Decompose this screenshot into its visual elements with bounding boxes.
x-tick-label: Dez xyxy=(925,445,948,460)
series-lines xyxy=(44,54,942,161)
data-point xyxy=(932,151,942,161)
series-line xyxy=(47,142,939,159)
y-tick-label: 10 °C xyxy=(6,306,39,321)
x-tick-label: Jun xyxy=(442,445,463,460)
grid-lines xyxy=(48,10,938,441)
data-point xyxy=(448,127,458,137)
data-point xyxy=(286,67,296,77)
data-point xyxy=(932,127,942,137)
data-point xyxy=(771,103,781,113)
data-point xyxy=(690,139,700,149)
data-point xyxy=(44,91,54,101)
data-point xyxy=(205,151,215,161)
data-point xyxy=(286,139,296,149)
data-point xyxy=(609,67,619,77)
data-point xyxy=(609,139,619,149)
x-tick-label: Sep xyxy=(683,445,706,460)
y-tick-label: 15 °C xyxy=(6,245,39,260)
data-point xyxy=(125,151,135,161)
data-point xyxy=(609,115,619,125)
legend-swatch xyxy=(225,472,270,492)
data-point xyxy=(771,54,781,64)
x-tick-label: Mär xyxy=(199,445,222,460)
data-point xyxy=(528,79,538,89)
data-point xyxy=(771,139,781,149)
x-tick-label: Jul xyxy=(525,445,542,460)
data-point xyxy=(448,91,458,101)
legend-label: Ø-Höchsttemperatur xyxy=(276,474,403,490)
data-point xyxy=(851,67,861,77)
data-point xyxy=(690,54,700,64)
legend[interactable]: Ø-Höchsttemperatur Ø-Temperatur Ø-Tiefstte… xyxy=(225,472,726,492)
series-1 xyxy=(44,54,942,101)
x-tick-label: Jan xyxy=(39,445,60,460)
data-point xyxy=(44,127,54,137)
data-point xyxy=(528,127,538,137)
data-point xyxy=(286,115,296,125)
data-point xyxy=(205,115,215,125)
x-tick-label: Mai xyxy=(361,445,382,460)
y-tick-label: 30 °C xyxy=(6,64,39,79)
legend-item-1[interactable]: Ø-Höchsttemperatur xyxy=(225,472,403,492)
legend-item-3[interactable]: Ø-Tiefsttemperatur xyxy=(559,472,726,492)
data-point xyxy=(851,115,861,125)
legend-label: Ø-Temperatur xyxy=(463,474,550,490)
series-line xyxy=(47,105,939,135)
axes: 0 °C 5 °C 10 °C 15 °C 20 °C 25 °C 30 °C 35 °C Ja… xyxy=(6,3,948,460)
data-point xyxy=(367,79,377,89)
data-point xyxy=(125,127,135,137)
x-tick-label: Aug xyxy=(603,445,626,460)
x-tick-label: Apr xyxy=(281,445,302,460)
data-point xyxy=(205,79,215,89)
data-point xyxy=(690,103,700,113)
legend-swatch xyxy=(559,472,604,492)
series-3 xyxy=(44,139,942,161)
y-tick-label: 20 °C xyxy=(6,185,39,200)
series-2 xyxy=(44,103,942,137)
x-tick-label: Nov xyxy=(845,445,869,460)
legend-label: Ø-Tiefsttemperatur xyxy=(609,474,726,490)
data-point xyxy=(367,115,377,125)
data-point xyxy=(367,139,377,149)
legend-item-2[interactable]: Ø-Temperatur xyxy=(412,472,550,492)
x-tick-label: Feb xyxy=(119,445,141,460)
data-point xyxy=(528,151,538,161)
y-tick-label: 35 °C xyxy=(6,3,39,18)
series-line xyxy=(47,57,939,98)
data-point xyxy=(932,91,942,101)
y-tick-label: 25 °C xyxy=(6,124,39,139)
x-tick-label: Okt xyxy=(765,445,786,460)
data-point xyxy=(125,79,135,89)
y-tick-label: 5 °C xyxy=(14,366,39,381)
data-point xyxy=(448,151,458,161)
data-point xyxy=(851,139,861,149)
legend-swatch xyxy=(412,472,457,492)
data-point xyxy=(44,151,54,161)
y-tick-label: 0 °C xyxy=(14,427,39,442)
· · ·
- **Problem to solve**:
Starting at the first line of the records above and ending at the line that contains "data-point xyxy=(286,67,296,77)", set out those lines as a numbered list with any blank lines left out.

- **Solution for this task**:
1. Decompose this screenshot into its visual elements with bounding boxes.
2. x-tick-label: Dez xyxy=(925,445,948,460)
3. series-lines xyxy=(44,54,942,161)
4. data-point xyxy=(932,151,942,161)
5. series-line xyxy=(47,142,939,159)
6. y-tick-label: 10 °C xyxy=(6,306,39,321)
7. x-tick-label: Jun xyxy=(442,445,463,460)
8. grid-lines xyxy=(48,10,938,441)
9. data-point xyxy=(448,127,458,137)
10. data-point xyxy=(286,67,296,77)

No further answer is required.